* Entries from a dataset

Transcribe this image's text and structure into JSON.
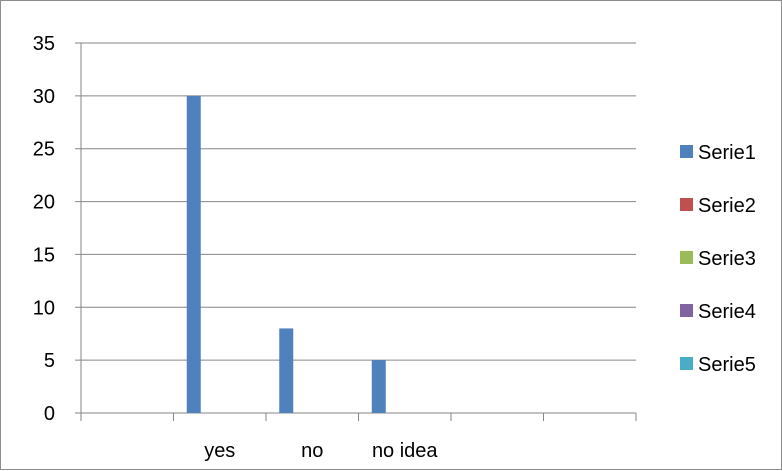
{
  "chart_data": {
    "type": "bar",
    "categories": [
      "",
      "yes",
      "no",
      "no idea",
      "",
      ""
    ],
    "series": [
      {
        "name": "Serie1",
        "color": "#4f81bd",
        "values": [
          0,
          30,
          8,
          5,
          0,
          0
        ]
      },
      {
        "name": "Serie2",
        "color": "#c0504d",
        "values": [
          0,
          0,
          0,
          0,
          0,
          0
        ]
      },
      {
        "name": "Serie3",
        "color": "#9bbb59",
        "values": [
          0,
          0,
          0,
          0,
          0,
          0
        ]
      },
      {
        "name": "Serie4",
        "color": "#8064a2",
        "values": [
          0,
          0,
          0,
          0,
          0,
          0
        ]
      },
      {
        "name": "Serie5",
        "color": "#4bacc6",
        "values": [
          0,
          0,
          0,
          0,
          0,
          0
        ]
      }
    ],
    "y_ticks": [
      "0",
      "5",
      "10",
      "15",
      "20",
      "25",
      "30",
      "35"
    ],
    "ylim": [
      0,
      35
    ],
    "title": "",
    "xlabel": "",
    "ylabel": "",
    "grid": true,
    "legend_position": "right",
    "gridline_color": "#868686"
  }
}
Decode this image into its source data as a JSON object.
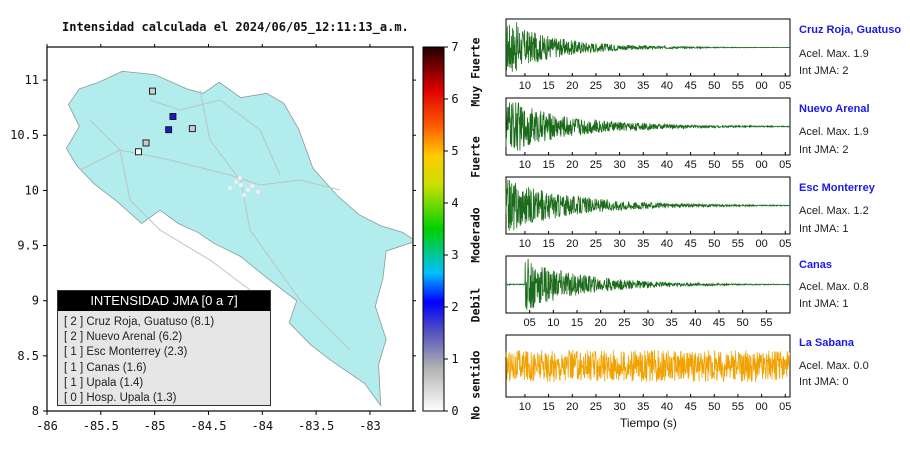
{
  "map": {
    "title": "Intensidad calculada el 2024/06/05_12:11:13_a.m.",
    "xticks": [
      "-86",
      "-85.5",
      "-85",
      "-84.5",
      "-84",
      "-83.5",
      "-83"
    ],
    "yticks": [
      "11",
      "10.5",
      "10",
      "9.5",
      "9",
      "8.5",
      "8"
    ],
    "xlim": [
      -86,
      -82.6
    ],
    "ylim": [
      8,
      11.3
    ],
    "land_color": "#b2ecec",
    "colorbar": {
      "ticks": [
        "0",
        "1",
        "2",
        "3",
        "4",
        "5",
        "6",
        "7"
      ],
      "labels": [
        "No sentido",
        "Debil",
        "Moderado",
        "Fuerte",
        "Muy Fuerte"
      ],
      "range": [
        0,
        7
      ]
    },
    "legend": {
      "title": "INTENSIDAD JMA [0 a 7]",
      "items": [
        {
          "label": "[ 2 ]  Cruz Roja, Guatuso (8.1)"
        },
        {
          "label": "[ 2 ]  Nuevo Arenal (6.2)"
        },
        {
          "label": "[ 1 ]  Esc Monterrey (2.3)"
        },
        {
          "label": "[ 1 ]  Canas (1.6)"
        },
        {
          "label": "[ 1 ]  Upala (1.4)"
        },
        {
          "label": "[ 0 ]  Hosp. Upala (1.3)"
        }
      ]
    }
  },
  "chart_data": [
    {
      "type": "scatter",
      "title": "Intensidad calculada el 2024/06/05_12:11:13_a.m.",
      "xlim": [
        -86,
        -82.6
      ],
      "ylim": [
        8,
        11.3
      ],
      "points": [
        {
          "name": "Cruz Roja, Guatuso",
          "x": -84.83,
          "y": 10.67,
          "intensity": 2
        },
        {
          "name": "Nuevo Arenal",
          "x": -84.87,
          "y": 10.55,
          "intensity": 2
        },
        {
          "name": "Esc Monterrey",
          "x": -84.65,
          "y": 10.56,
          "intensity": 1
        },
        {
          "name": "Canas",
          "x": -85.08,
          "y": 10.43,
          "intensity": 1
        },
        {
          "name": "Upala",
          "x": -85.02,
          "y": 10.9,
          "intensity": 1
        },
        {
          "name": "Hosp. Upala",
          "x": -85.15,
          "y": 10.35,
          "intensity": 0
        }
      ]
    }
  ],
  "traces": {
    "xlabel": "Tiempo (s)",
    "items": [
      {
        "name": "Cruz Roja, Guatuso",
        "accel": "Acel. Max. 1.9",
        "jma": "Int JMA: 2",
        "color": "#1a6b1a",
        "ticks": [
          "10",
          "15",
          "20",
          "25",
          "30",
          "35",
          "40",
          "45",
          "50",
          "55",
          "00",
          "05"
        ],
        "first_tick": 10,
        "t0": 6,
        "onset": 0.0,
        "amp": 1.0,
        "decay": 0.09
      },
      {
        "name": "Nuevo Arenal",
        "accel": "Acel. Max. 1.9",
        "jma": "Int JMA: 2",
        "color": "#1a6b1a",
        "ticks": [
          "10",
          "15",
          "20",
          "25",
          "30",
          "35",
          "40",
          "45",
          "50",
          "55",
          "00",
          "05"
        ],
        "first_tick": 10,
        "t0": 6,
        "onset": 0.0,
        "amp": 1.0,
        "decay": 0.07
      },
      {
        "name": "Esc Monterrey",
        "accel": "Acel. Max. 1.2",
        "jma": "Int JMA: 1",
        "color": "#1a6b1a",
        "ticks": [
          "10",
          "15",
          "20",
          "25",
          "30",
          "35",
          "40",
          "45",
          "50",
          "55",
          "00",
          "05"
        ],
        "first_tick": 10,
        "t0": 6,
        "onset": 0.0,
        "amp": 1.0,
        "decay": 0.07
      },
      {
        "name": "Canas",
        "accel": "Acel. Max. 0.8",
        "jma": "Int JMA: 1",
        "color": "#1a6b1a",
        "ticks": [
          "05",
          "10",
          "15",
          "20",
          "25",
          "30",
          "35",
          "40",
          "45",
          "50",
          "55"
        ],
        "first_tick": 5,
        "t0": 0,
        "onset": 4,
        "amp": 1.0,
        "decay": 0.08
      },
      {
        "name": "La Sabana",
        "accel": "Acel. Max. 0.0",
        "jma": "Int JMA: 0",
        "color": "#f2a200",
        "ticks": [
          "10",
          "15",
          "20",
          "25",
          "30",
          "35",
          "40",
          "45",
          "50",
          "55",
          "00",
          "05"
        ],
        "first_tick": 10,
        "t0": 6,
        "onset": 0.0,
        "amp": 0.55,
        "decay": 0.0
      }
    ]
  }
}
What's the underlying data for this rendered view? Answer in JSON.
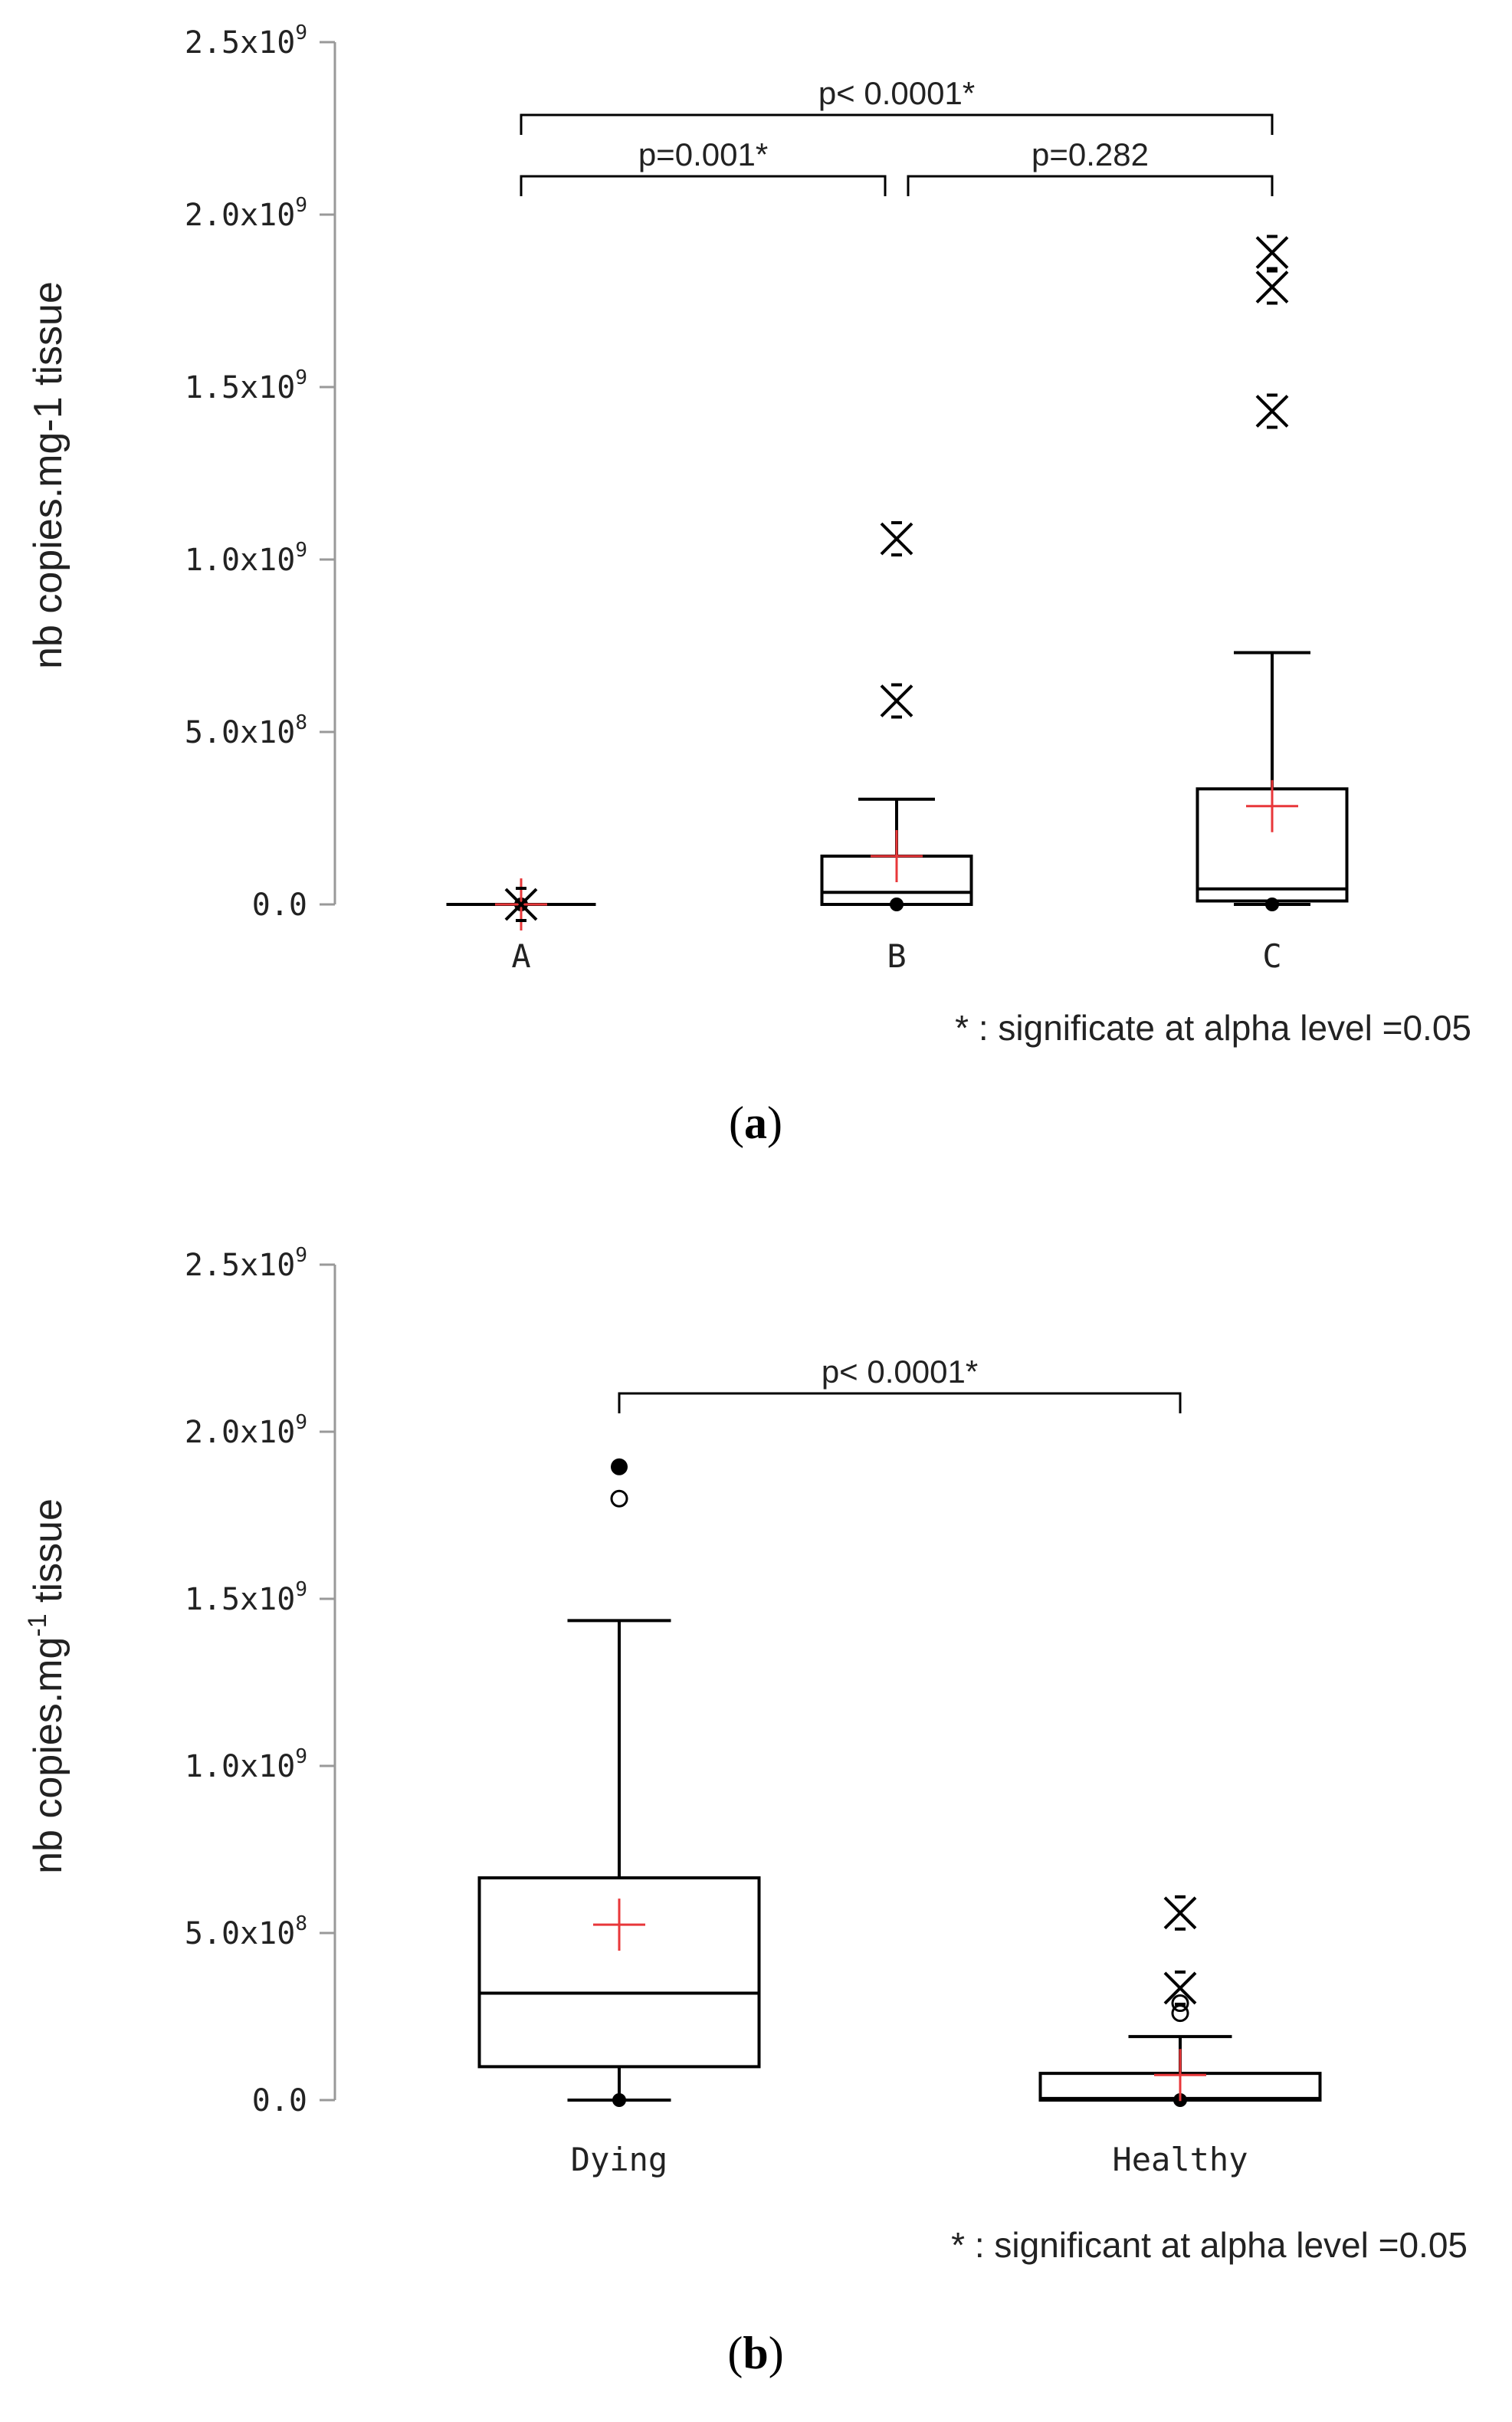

* TASK BRIEF
Where a line of the entries contains the word "Acel", copy that line.

* TASK ANSWER
        "accel": "Acel. Max. 1.9",
        "accel": "Acel. Max. 1.9",
        "accel": "Acel. Max. 1.2",
        "accel": "Acel. Max. 0.8",
        "accel": "Acel. Max. 0.0",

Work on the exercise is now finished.